> **Aim of the exercise**
Convert the lines starting with the one containing "pulse-label: มวลน้ำ bbox=[215, 86, 274, 111]" and running through the end of the items into a Markdown table with the columns Row and Item line. Number each row and leave out blank lines.

+++ Records supplied

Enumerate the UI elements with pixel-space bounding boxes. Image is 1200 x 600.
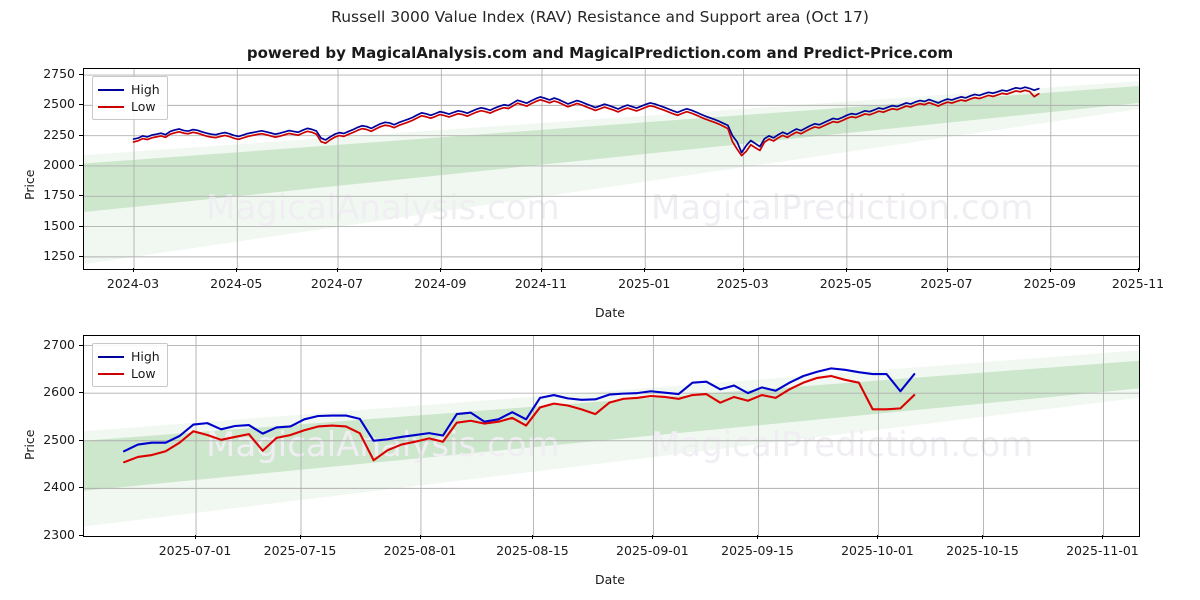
x-tick-mark	[440, 268, 442, 272]
page-title: Russell 3000 Value Index (RAV) Resistanc…	[331, 8, 869, 26]
y-tick-label: 1500	[43, 217, 75, 233]
y-tick-label: 1750	[43, 187, 75, 203]
overview-plot-area: MagicalAnalysis.com MagicalPrediction.com	[83, 68, 1140, 270]
x-tick-mark	[419, 535, 421, 539]
x-tick-label: 2025-09	[1023, 276, 1076, 291]
y-tick-label: 2250	[43, 126, 75, 142]
svg-text:MagicalPrediction.com: MagicalPrediction.com	[651, 425, 1034, 465]
x-tick-label: 2025-07-15	[263, 543, 337, 558]
x-tick-mark	[1102, 535, 1104, 539]
legend-swatch-low	[98, 105, 124, 108]
y-tick-mark	[79, 487, 83, 489]
y-tick-label: 2750	[43, 66, 75, 82]
x-tick-mark	[845, 268, 847, 272]
x-tick-label: 2025-09-15	[721, 543, 794, 558]
y-tick-label: 2500	[43, 431, 75, 447]
x-tick-label: 2025-05	[819, 276, 872, 291]
legend-item-low: Low	[98, 98, 160, 115]
legend-swatch-low	[98, 372, 124, 375]
legend-label-high: High	[131, 82, 160, 97]
x-tick-label: 2025-07-01	[158, 543, 232, 558]
x-tick-mark	[1138, 268, 1139, 272]
x-tick-label: 2025-11	[1111, 276, 1165, 291]
x-tick-mark	[300, 535, 301, 539]
x-tick-label: 2025-10-01	[841, 543, 914, 558]
legend-swatch-high	[98, 88, 124, 91]
y-tick-label: 2300	[43, 527, 75, 542]
x-tick-mark	[133, 268, 134, 272]
overview-legend: High Low	[92, 76, 168, 120]
x-tick-label: 2025-09-01	[616, 543, 689, 558]
x-tick-label: 2024-07	[310, 276, 364, 291]
x-tick-label: 2024-05	[210, 276, 263, 291]
legend-item-high: High	[98, 81, 160, 98]
x-tick-mark	[1049, 268, 1051, 272]
x-tick-mark	[532, 535, 534, 539]
x-tick-mark	[644, 268, 646, 272]
x-tick-mark	[757, 535, 759, 539]
y-tick-mark	[79, 195, 83, 197]
legend-item-high: High	[98, 348, 160, 365]
x-tick-label: 2025-01	[618, 276, 671, 291]
page-subtitle: powered by MagicalAnalysis.com and Magic…	[246, 44, 954, 62]
x-tick-mark	[946, 268, 948, 272]
x-tick-label: 2025-10-15	[946, 543, 1019, 558]
legend-item-low: Low	[98, 365, 160, 382]
y-tick-mark	[79, 164, 83, 166]
y-tick-label: 2600	[43, 384, 75, 400]
zoom-legend: High Low	[92, 343, 168, 387]
zoom-x-axis-label: Date	[595, 572, 625, 587]
y-tick-mark	[79, 134, 83, 136]
zoom-plot-svg: MagicalAnalysis.com MagicalPrediction.com	[84, 336, 1139, 536]
y-tick-mark	[79, 392, 83, 394]
y-tick-label: 2000	[43, 156, 75, 172]
x-tick-mark	[236, 268, 238, 272]
y-tick-label: 2400	[43, 479, 75, 495]
y-tick-label: 2500	[43, 96, 75, 112]
y-tick-mark	[79, 344, 83, 346]
x-tick-label: 2024-09	[414, 276, 467, 291]
x-tick-label: 2025-08-15	[496, 543, 569, 558]
y-tick-mark	[79, 439, 83, 441]
x-tick-mark	[742, 268, 744, 272]
y-tick-mark	[79, 74, 83, 76]
y-tick-label: 2700	[43, 336, 75, 352]
x-tick-label: 2025-07	[920, 276, 973, 291]
x-tick-mark	[877, 535, 879, 539]
x-tick-label: 2025-03	[716, 276, 769, 291]
x-tick-mark	[540, 268, 542, 272]
x-tick-label: 2024-11	[514, 276, 568, 291]
x-tick-mark	[195, 535, 197, 539]
zoom-plot-area: MagicalAnalysis.com MagicalPrediction.com	[83, 335, 1140, 537]
y-tick-mark	[79, 104, 83, 106]
legend-label-low: Low	[131, 99, 156, 114]
x-tick-mark	[337, 268, 339, 272]
svg-text:MagicalAnalysis.com: MagicalAnalysis.com	[206, 188, 560, 228]
legend-label-low: Low	[131, 366, 156, 381]
y-tick-label: 1250	[43, 247, 75, 263]
legend-label-high: High	[131, 349, 160, 364]
overview-plot-svg: MagicalAnalysis.com MagicalPrediction.com	[84, 69, 1139, 269]
legend-swatch-high	[98, 355, 124, 358]
overview-x-axis-label: Date	[595, 305, 625, 320]
svg-text:MagicalPrediction.com: MagicalPrediction.com	[651, 188, 1034, 228]
x-tick-label: 2025-08-01	[383, 543, 457, 558]
x-tick-label: 2024-03	[106, 276, 160, 291]
y-tick-mark	[79, 255, 83, 257]
x-tick-label: 2025-11-01	[1066, 543, 1139, 558]
y-tick-mark	[79, 225, 83, 227]
y-tick-mark	[79, 535, 83, 536]
x-tick-mark	[652, 535, 654, 539]
x-tick-mark	[982, 535, 984, 539]
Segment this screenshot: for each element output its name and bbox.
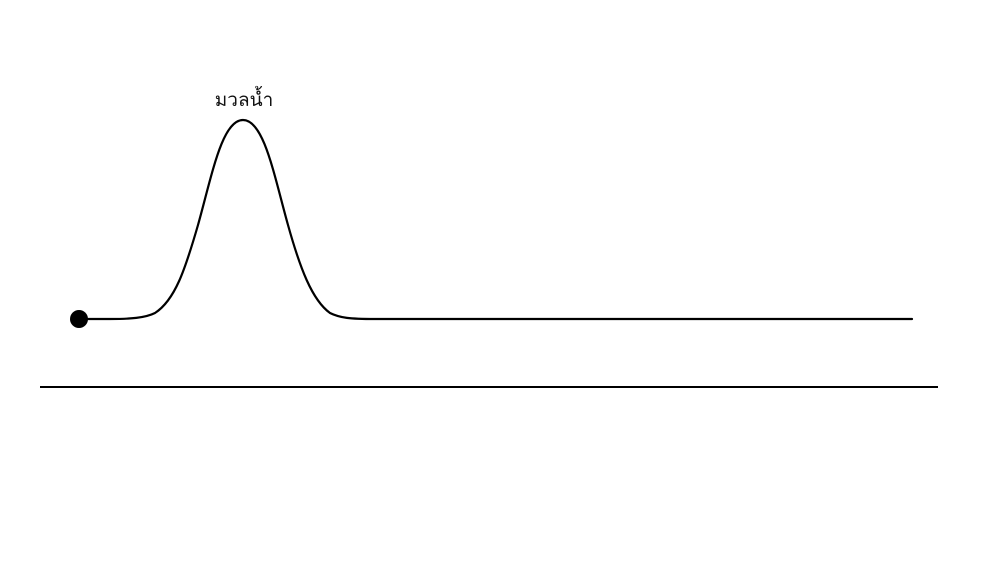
pulse-label: มวลน้ำ bbox=[215, 86, 274, 111]
wave-string-with-pulse bbox=[77, 118, 914, 321]
string-end-dot bbox=[70, 310, 88, 328]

++++++

> **Exercise solution**
| Row | Item line |
|---|---|
| 1 | pulse-label: มวลน้ำ bbox=[215, 86, 274, 111] |
| 2 | wave-string-with-pulse bbox=[77, 118, 914, 321] |
| 3 | string-end-dot bbox=[70, 310, 88, 328] |